** BEGIN **
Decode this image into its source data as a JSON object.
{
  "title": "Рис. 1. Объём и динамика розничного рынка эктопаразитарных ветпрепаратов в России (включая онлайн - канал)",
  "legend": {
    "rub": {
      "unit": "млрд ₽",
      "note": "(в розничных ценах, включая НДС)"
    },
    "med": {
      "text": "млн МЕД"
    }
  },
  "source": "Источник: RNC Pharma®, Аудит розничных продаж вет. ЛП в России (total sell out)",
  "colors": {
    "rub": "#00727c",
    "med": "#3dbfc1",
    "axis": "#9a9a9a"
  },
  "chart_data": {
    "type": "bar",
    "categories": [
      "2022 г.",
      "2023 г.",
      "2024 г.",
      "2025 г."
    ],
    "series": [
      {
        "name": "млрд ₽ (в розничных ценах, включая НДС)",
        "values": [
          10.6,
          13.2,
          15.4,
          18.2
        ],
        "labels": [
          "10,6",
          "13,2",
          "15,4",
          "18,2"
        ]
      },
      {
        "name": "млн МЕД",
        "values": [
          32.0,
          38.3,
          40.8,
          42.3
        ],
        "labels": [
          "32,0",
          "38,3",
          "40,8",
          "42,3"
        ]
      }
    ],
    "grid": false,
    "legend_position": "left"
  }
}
** END **
• **Exercise objective**
Transcribe the data. Leave every line exactly as it is.

• **Solution**
Decode this image into its source data as a JSON object.
{
  "title": "Рис. 1. Объём и динамика розничного рынка эктопаразитарных ветпрепаратов в России (включая онлайн - канал)",
  "legend": {
    "rub": {
      "unit": "млрд ₽",
      "note": "(в розничных ценах, включая НДС)"
    },
    "med": {
      "text": "млн МЕД"
    }
  },
  "source": "Источник: RNC Pharma®, Аудит розничных продаж вет. ЛП в России (total sell out)",
  "colors": {
    "rub": "#00727c",
    "med": "#3dbfc1",
    "axis": "#9a9a9a"
  },
  "chart_data": {
    "type": "bar",
    "categories": [
      "2022 г.",
      "2023 г.",
      "2024 г.",
      "2025 г."
    ],
    "series": [
      {
        "name": "млрд ₽ (в розничных ценах, включая НДС)",
        "values": [
          10.6,
          13.2,
          15.4,
          18.2
        ],
        "labels": [
          "10,6",
          "13,2",
          "15,4",
          "18,2"
        ]
      },
      {
        "name": "млн МЕД",
        "values": [
          32.0,
          38.3,
          40.8,
          42.3
        ],
        "labels": [
          "32,0",
          "38,3",
          "40,8",
          "42,3"
        ]
      }
    ],
    "grid": false,
    "legend_position": "left"
  }
}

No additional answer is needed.